**Directive:**
Pick out every line in the data below that holds "AGRICULTURE".

**Data records:**
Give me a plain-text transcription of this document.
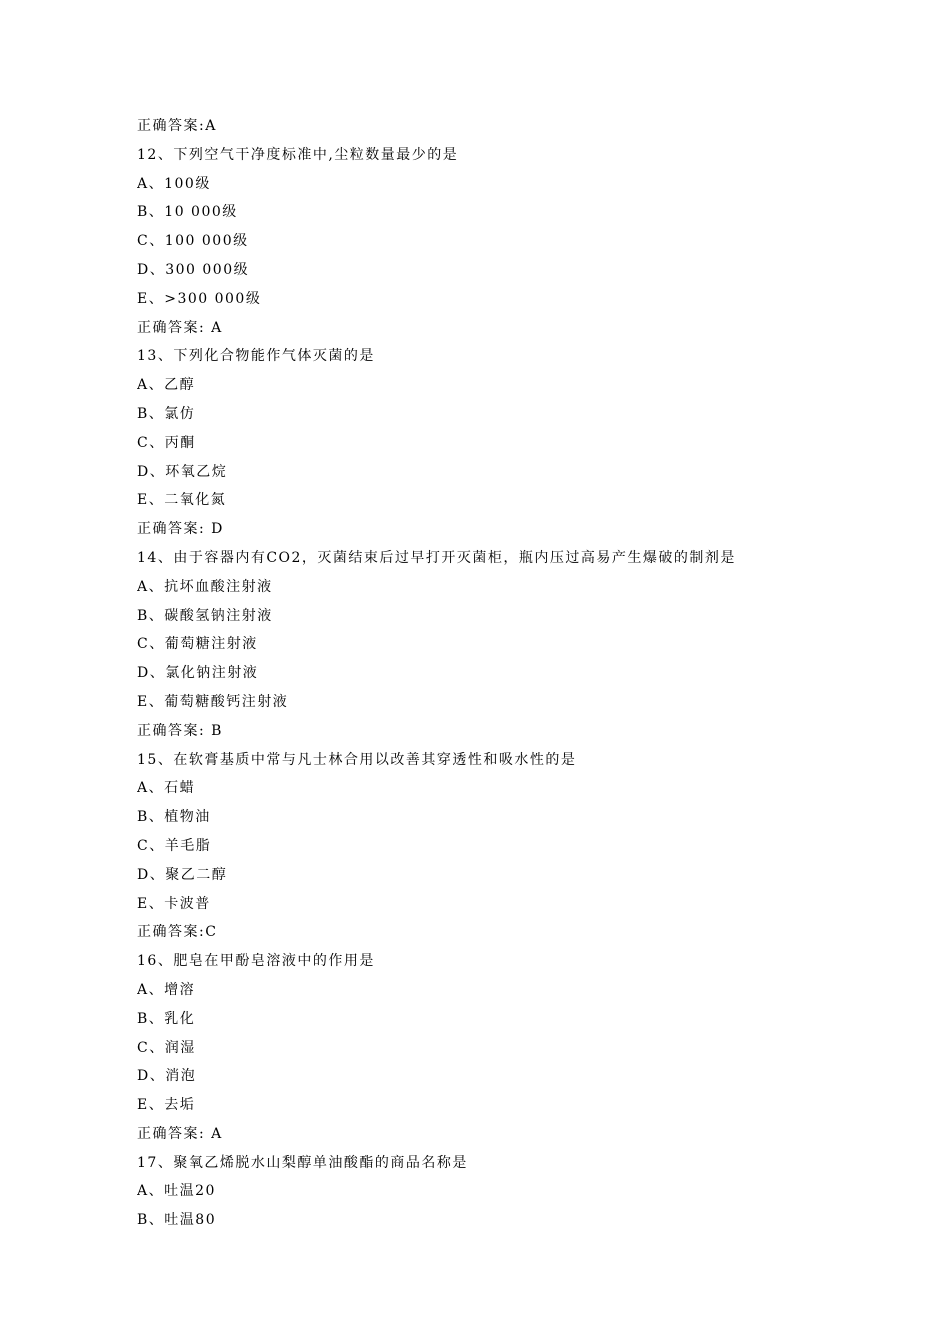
正确答案:A
12、下列空气干净度标准中,尘粒数量最少的是
A、100级
B、10 000级
C、100 000级
D、300 000级
E、>300 000级
正确答案: A
13、下列化合物能作气体灭菌的是
A、乙醇
B、氯仿
C、丙酮
D、环氧乙烷
E、二氧化氮
正确答案: D
14、由于容器内有CO2，灭菌结束后过早打开灭菌柜，瓶内压过高易产生爆破的制剂是
A、抗坏血酸注射液
B、碳酸氢钠注射液
C、葡萄糖注射液
D、氯化钠注射液
E、葡萄糖酸钙注射液
正确答案: B
15、在软膏基质中常与凡士林合用以改善其穿透性和吸水性的是
A、石蜡
B、植物油
C、羊毛脂
D、聚乙二醇
E、卡波普
正确答案:C
16、肥皂在甲酚皂溶液中的作用是
A、增溶
B、乳化
C、润湿
D、消泡
E、去垢
正确答案: A
17、聚氧乙烯脱水山梨醇单油酸酯的商品名称是
A、吐温20
B、吐温80
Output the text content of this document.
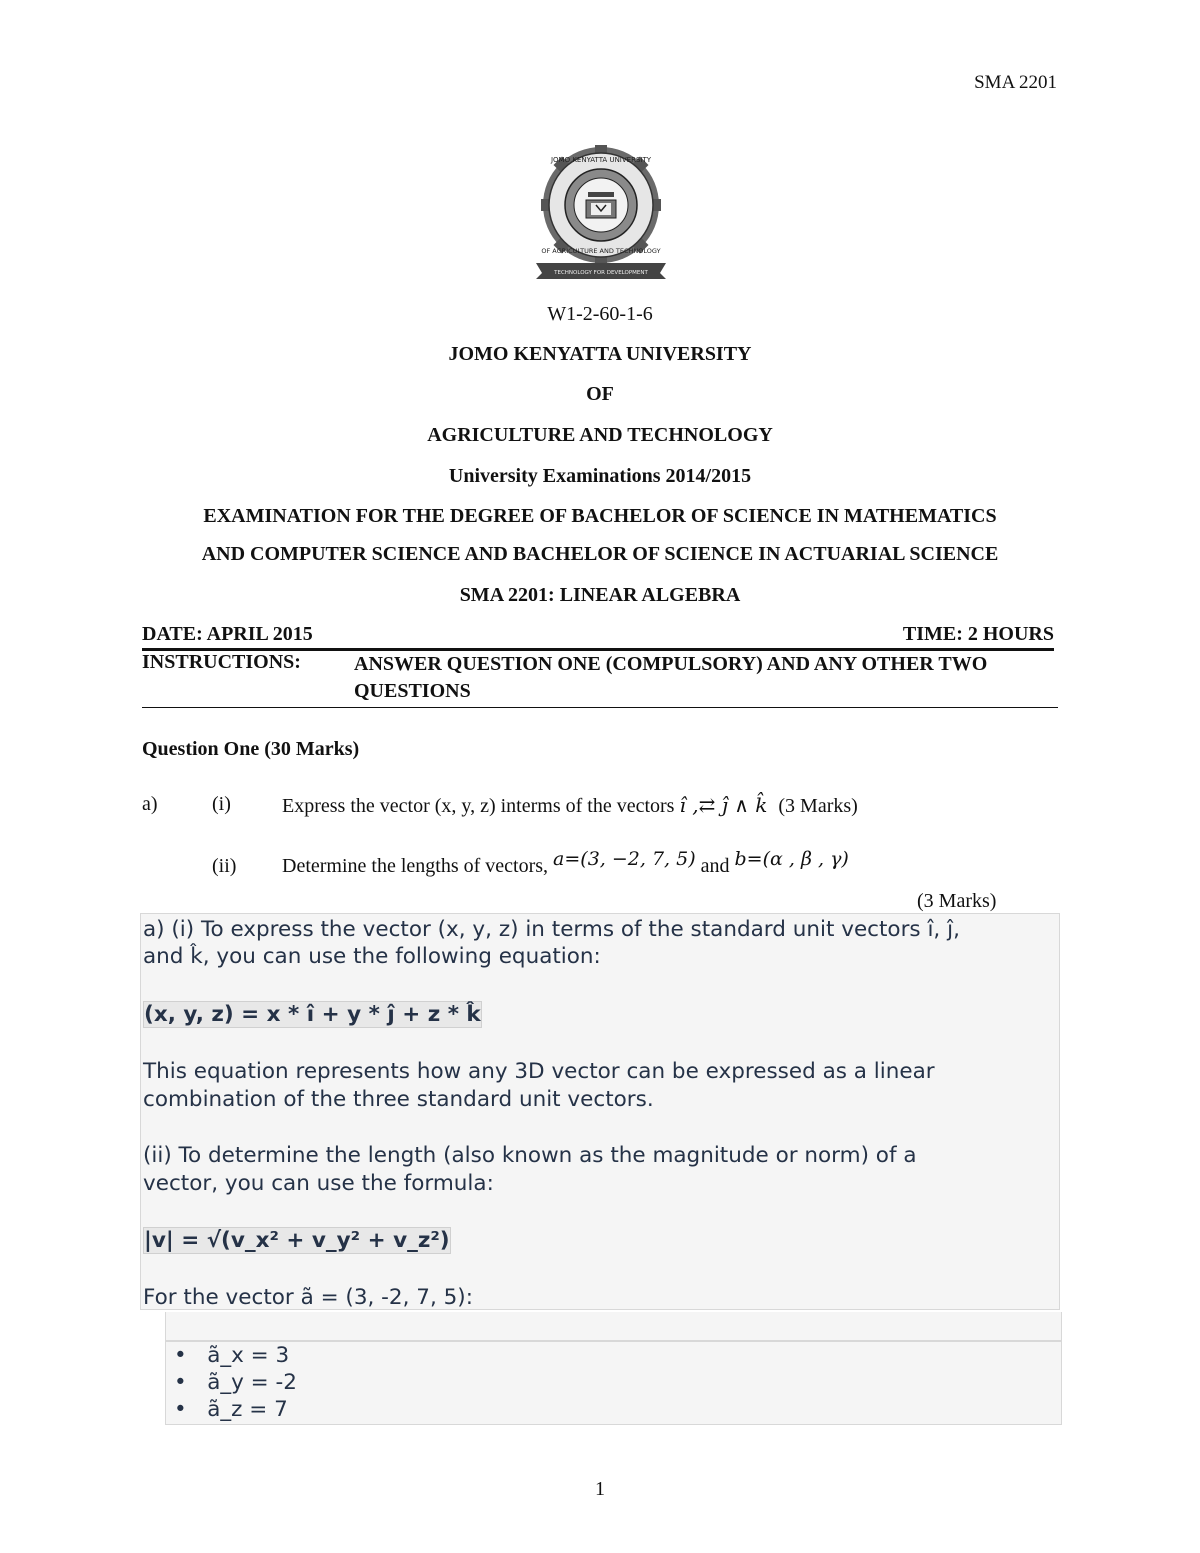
SMA 2201
JOMO KENYATTA UNIVERSITY
OF AGRICULTURE AND TECHNOLOGY
TECHNOLOGY FOR DEVELOPMENT
W1-2-60-1-6
JOMO KENYATTA UNIVERSITY
OF
AGRICULTURE AND TECHNOLOGY
University Examinations 2014/2015
EXAMINATION FOR THE DEGREE OF BACHELOR OF SCIENCE IN MATHEMATICS
AND COMPUTER SCIENCE AND BACHELOR OF SCIENCE IN ACTUARIAL SCIENCE
SMA 2201: LINEAR ALGEBRA
DATE: APRIL 2015	TIME: 2 HOURS
INSTRUCTIONS:	ANSWER QUESTION ONE (COMPULSORY) AND ANY OTHER TWO QUESTIONS
Question One (30 Marks)
a)	(i)	Express the vector (x, y, z) interms of the vectors î ,⇄ ĵ ∧ k̂ (3 Marks)
(ii) Determine the lengths of vectors, a=(3, −2, 7, 5) and b=(α , β , γ)
(3 Marks)
a) (i) To express the vector (x, y, z) in terms of the standard unit vectors î, ĵ,
and k̂, you can use the following equation:
(x, y, z) = x * î + y * ĵ + z * k̂
This equation represents how any 3D vector can be expressed as a linear
combination of the three standard unit vectors.
(ii) To determine the length (also known as the magnitude or norm) of a
vector, you can use the formula:
|v| = √(v_x² + v_y² + v_z²)
For the vector ã = (3, -2, 7, 5):
•   ã_x = 3
•   ã_y = -2
•   ã_z = 7
1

**Correct response:**
OF AGRICULTURE AND TECHNOLOGY
AGRICULTURE AND TECHNOLOGY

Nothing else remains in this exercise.